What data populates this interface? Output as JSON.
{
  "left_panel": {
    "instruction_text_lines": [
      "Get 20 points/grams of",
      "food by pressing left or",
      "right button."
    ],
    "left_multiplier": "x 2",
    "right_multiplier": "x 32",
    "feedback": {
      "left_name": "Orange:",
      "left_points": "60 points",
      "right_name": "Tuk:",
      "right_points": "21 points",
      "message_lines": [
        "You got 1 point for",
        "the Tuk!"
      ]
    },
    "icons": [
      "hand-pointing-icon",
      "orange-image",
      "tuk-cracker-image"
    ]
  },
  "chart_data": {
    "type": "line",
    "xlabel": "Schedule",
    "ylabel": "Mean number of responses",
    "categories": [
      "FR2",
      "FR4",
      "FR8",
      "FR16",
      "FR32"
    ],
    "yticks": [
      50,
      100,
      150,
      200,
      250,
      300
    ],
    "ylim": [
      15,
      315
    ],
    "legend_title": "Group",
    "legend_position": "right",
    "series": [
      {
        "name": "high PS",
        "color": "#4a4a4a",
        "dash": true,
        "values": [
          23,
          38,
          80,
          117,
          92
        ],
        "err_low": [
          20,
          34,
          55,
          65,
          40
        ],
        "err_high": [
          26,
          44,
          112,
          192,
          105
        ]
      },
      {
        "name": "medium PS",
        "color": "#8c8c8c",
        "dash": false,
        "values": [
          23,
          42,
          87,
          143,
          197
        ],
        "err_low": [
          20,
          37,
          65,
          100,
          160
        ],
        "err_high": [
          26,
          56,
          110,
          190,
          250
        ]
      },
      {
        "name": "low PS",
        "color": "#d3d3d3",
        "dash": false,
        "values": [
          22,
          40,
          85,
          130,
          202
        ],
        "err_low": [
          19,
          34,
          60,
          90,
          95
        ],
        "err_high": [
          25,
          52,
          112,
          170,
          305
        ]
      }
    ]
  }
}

::::

EXERCISE PROMPT: Print back all the lines verbatim.

WRITTEN SOLUTION:
What data populates this interface? Output as JSON.
{
  "left_panel": {
    "instruction_text_lines": [
      "Get 20 points/grams of",
      "food by pressing left or",
      "right button."
    ],
    "left_multiplier": "x 2",
    "right_multiplier": "x 32",
    "feedback": {
      "left_name": "Orange:",
      "left_points": "60 points",
      "right_name": "Tuk:",
      "right_points": "21 points",
      "message_lines": [
        "You got 1 point for",
        "the Tuk!"
      ]
    },
    "icons": [
      "hand-pointing-icon",
      "orange-image",
      "tuk-cracker-image"
    ]
  },
  "chart_data": {
    "type": "line",
    "xlabel": "Schedule",
    "ylabel": "Mean number of responses",
    "categories": [
      "FR2",
      "FR4",
      "FR8",
      "FR16",
      "FR32"
    ],
    "yticks": [
      50,
      100,
      150,
      200,
      250,
      300
    ],
    "ylim": [
      15,
      315
    ],
    "legend_title": "Group",
    "legend_position": "right",
    "series": [
      {
        "name": "high PS",
        "color": "#4a4a4a",
        "dash": true,
        "values": [
          23,
          38,
          80,
          117,
          92
        ],
        "err_low": [
          20,
          34,
          55,
          65,
          40
        ],
        "err_high": [
          26,
          44,
          112,
          192,
          105
        ]
      },
      {
        "name": "medium PS",
        "color": "#8c8c8c",
        "dash": false,
        "values": [
          23,
          42,
          87,
          143,
          197
        ],
        "err_low": [
          20,
          37,
          65,
          100,
          160
        ],
        "err_high": [
          26,
          56,
          110,
          190,
          250
        ]
      },
      {
        "name": "low PS",
        "color": "#d3d3d3",
        "dash": false,
        "values": [
          22,
          40,
          85,
          130,
          202
        ],
        "err_low": [
          19,
          34,
          60,
          90,
          95
        ],
        "err_high": [
          25,
          52,
          112,
          170,
          305
        ]
      }
    ]
  }
}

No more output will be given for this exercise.